>>>

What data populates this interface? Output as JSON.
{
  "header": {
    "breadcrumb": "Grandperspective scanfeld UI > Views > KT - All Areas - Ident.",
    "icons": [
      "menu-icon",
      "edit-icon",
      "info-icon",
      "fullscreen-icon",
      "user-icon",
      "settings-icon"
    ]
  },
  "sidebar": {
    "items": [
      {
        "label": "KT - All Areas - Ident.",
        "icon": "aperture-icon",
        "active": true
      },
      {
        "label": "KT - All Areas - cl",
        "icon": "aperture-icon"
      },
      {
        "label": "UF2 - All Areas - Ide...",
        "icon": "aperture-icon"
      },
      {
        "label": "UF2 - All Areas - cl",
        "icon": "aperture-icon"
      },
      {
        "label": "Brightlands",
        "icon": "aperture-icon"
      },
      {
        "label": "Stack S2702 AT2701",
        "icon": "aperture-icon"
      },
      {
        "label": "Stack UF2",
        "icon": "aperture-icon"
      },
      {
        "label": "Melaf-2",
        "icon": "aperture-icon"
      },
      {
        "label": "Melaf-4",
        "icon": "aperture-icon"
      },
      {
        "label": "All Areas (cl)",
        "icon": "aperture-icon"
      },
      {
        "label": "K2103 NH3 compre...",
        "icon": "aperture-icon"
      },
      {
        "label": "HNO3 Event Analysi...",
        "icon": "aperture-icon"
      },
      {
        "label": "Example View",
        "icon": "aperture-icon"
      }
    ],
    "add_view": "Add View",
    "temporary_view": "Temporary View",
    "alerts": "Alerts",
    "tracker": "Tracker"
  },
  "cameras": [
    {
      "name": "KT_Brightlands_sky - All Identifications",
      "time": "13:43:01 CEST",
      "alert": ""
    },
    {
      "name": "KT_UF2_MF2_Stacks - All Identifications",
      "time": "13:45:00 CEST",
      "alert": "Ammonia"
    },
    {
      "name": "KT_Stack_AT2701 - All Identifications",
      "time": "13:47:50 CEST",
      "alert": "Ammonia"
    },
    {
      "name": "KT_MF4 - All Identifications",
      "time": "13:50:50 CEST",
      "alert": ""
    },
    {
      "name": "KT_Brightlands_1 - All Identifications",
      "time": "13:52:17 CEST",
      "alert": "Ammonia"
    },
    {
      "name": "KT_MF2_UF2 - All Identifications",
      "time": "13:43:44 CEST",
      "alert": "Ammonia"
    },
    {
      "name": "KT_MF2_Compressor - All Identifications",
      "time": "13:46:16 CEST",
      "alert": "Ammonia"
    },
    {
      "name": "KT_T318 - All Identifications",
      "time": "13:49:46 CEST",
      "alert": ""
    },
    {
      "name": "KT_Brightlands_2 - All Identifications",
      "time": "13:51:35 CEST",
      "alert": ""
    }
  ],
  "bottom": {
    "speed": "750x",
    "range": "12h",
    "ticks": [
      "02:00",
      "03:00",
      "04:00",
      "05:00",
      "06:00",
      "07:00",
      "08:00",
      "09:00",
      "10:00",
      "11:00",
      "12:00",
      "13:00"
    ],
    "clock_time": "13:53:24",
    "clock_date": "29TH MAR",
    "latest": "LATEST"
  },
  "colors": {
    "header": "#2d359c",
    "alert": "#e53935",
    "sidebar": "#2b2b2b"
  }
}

<<<
>>>

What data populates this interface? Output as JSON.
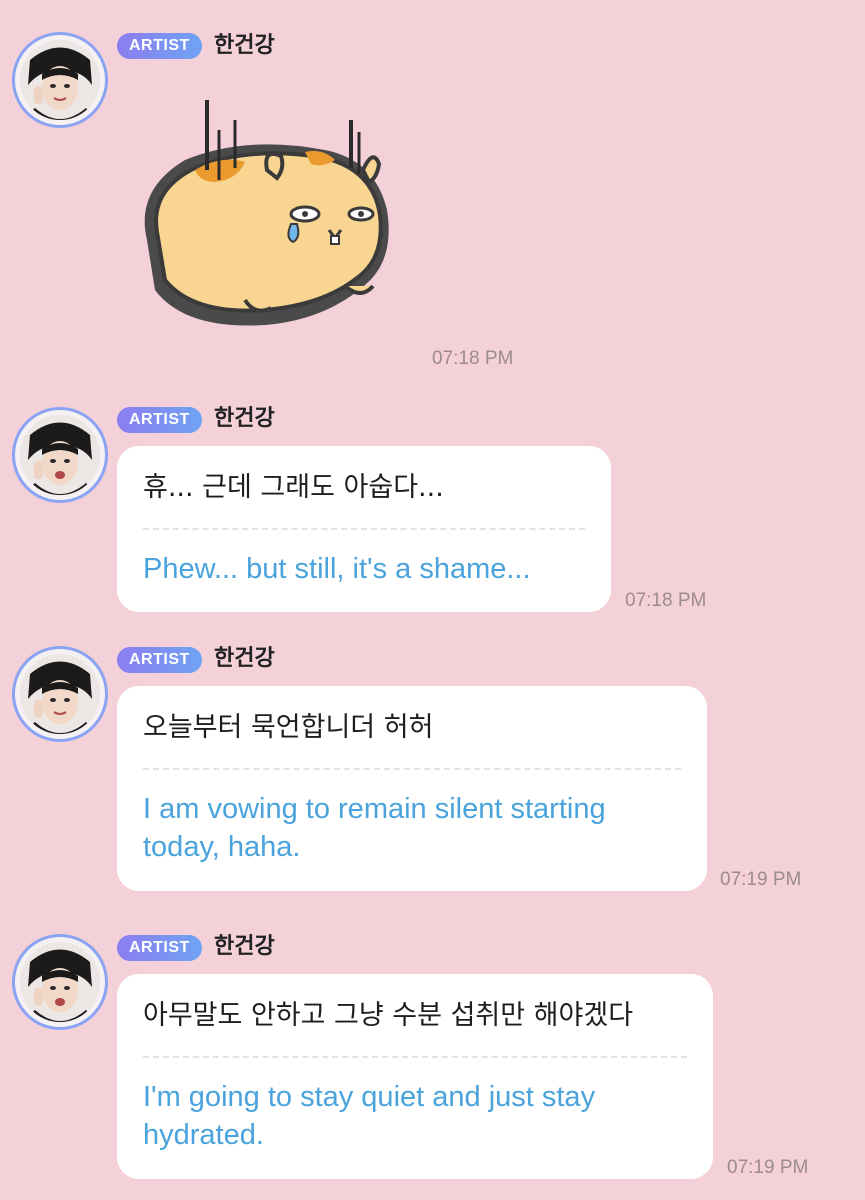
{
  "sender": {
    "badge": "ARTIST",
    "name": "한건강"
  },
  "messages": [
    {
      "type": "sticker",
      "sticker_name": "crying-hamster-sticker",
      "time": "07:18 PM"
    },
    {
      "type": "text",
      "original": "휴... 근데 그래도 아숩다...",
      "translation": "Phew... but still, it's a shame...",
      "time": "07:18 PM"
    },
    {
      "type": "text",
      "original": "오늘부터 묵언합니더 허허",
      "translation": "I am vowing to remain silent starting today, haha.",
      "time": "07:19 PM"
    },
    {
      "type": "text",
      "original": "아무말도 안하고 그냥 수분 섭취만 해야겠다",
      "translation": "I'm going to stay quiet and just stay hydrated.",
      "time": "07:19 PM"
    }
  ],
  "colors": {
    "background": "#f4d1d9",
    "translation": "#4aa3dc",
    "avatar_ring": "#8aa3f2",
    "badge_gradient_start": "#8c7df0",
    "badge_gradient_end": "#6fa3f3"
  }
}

<<<

§ Aim of the task:
Copy each line of the listing in which the word "translation" can be found.

§ Solution to this task:
      "translation": "Phew... but still, it's a shame...",
      "translation": "I am vowing to remain silent starting today, haha.",
      "translation": "I'm going to stay quiet and just stay hydrated.",
    "translation": "#4aa3dc",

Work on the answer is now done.